## Stored data entries
● ● ● ● ●

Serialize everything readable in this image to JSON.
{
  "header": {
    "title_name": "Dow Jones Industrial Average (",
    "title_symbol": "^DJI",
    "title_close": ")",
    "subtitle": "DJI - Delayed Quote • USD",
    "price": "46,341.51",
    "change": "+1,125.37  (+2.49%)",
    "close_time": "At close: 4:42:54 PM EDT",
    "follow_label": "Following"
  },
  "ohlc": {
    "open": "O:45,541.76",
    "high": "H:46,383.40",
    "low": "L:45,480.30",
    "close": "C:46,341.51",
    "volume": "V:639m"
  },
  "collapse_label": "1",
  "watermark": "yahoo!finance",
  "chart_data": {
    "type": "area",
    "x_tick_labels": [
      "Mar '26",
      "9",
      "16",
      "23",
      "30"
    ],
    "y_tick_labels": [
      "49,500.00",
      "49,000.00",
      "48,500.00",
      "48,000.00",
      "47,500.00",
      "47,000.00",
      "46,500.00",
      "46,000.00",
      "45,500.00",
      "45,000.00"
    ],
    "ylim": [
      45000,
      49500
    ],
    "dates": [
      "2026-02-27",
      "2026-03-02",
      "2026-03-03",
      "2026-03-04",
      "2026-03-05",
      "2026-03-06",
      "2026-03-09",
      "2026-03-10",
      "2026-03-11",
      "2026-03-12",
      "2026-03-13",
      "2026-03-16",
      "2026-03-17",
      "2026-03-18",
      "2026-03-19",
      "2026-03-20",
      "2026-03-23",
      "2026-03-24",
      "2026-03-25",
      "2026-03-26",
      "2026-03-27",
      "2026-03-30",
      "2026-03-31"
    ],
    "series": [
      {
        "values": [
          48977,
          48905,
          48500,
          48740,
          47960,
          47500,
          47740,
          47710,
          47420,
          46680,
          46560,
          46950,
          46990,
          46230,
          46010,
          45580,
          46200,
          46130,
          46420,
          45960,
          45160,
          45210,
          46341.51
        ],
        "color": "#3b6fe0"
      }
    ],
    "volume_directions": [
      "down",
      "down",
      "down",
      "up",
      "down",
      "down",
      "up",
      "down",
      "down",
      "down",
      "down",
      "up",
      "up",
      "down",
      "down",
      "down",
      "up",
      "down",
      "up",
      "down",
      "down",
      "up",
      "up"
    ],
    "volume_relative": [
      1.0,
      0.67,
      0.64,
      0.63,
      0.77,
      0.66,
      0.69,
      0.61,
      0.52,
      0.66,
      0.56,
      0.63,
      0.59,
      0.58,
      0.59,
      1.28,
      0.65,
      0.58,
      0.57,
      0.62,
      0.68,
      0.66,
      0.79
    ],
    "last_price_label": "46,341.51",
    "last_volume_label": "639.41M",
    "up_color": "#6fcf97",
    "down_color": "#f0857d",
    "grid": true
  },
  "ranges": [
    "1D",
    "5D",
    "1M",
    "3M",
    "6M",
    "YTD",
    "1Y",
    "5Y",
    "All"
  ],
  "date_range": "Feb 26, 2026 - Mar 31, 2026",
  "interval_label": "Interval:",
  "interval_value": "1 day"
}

● ● ● ● ●

## EXERCISE PROMPT
Your task is to output the full set of records exactly as presented.

## WRITTEN RESPONSE
Serialize everything readable in this image to JSON.
{
  "header": {
    "title_name": "Dow Jones Industrial Average (",
    "title_symbol": "^DJI",
    "title_close": ")",
    "subtitle": "DJI - Delayed Quote • USD",
    "price": "46,341.51",
    "change": "+1,125.37  (+2.49%)",
    "close_time": "At close: 4:42:54 PM EDT",
    "follow_label": "Following"
  },
  "ohlc": {
    "open": "O:45,541.76",
    "high": "H:46,383.40",
    "low": "L:45,480.30",
    "close": "C:46,341.51",
    "volume": "V:639m"
  },
  "collapse_label": "1",
  "watermark": "yahoo!finance",
  "chart_data": {
    "type": "area",
    "x_tick_labels": [
      "Mar '26",
      "9",
      "16",
      "23",
      "30"
    ],
    "y_tick_labels": [
      "49,500.00",
      "49,000.00",
      "48,500.00",
      "48,000.00",
      "47,500.00",
      "47,000.00",
      "46,500.00",
      "46,000.00",
      "45,500.00",
      "45,000.00"
    ],
    "ylim": [
      45000,
      49500
    ],
    "dates": [
      "2026-02-27",
      "2026-03-02",
      "2026-03-03",
      "2026-03-04",
      "2026-03-05",
      "2026-03-06",
      "2026-03-09",
      "2026-03-10",
      "2026-03-11",
      "2026-03-12",
      "2026-03-13",
      "2026-03-16",
      "2026-03-17",
      "2026-03-18",
      "2026-03-19",
      "2026-03-20",
      "2026-03-23",
      "2026-03-24",
      "2026-03-25",
      "2026-03-26",
      "2026-03-27",
      "2026-03-30",
      "2026-03-31"
    ],
    "series": [
      {
        "values": [
          48977,
          48905,
          48500,
          48740,
          47960,
          47500,
          47740,
          47710,
          47420,
          46680,
          46560,
          46950,
          46990,
          46230,
          46010,
          45580,
          46200,
          46130,
          46420,
          45960,
          45160,
          45210,
          46341.51
        ],
        "color": "#3b6fe0"
      }
    ],
    "volume_directions": [
      "down",
      "down",
      "down",
      "up",
      "down",
      "down",
      "up",
      "down",
      "down",
      "down",
      "down",
      "up",
      "up",
      "down",
      "down",
      "down",
      "up",
      "down",
      "up",
      "down",
      "down",
      "up",
      "up"
    ],
    "volume_relative": [
      1.0,
      0.67,
      0.64,
      0.63,
      0.77,
      0.66,
      0.69,
      0.61,
      0.52,
      0.66,
      0.56,
      0.63,
      0.59,
      0.58,
      0.59,
      1.28,
      0.65,
      0.58,
      0.57,
      0.62,
      0.68,
      0.66,
      0.79
    ],
    "last_price_label": "46,341.51",
    "last_volume_label": "639.41M",
    "up_color": "#6fcf97",
    "down_color": "#f0857d",
    "grid": true
  },
  "ranges": [
    "1D",
    "5D",
    "1M",
    "3M",
    "6M",
    "YTD",
    "1Y",
    "5Y",
    "All"
  ],
  "date_range": "Feb 26, 2026 - Mar 31, 2026",
  "interval_label": "Interval:",
  "interval_value": "1 day"
}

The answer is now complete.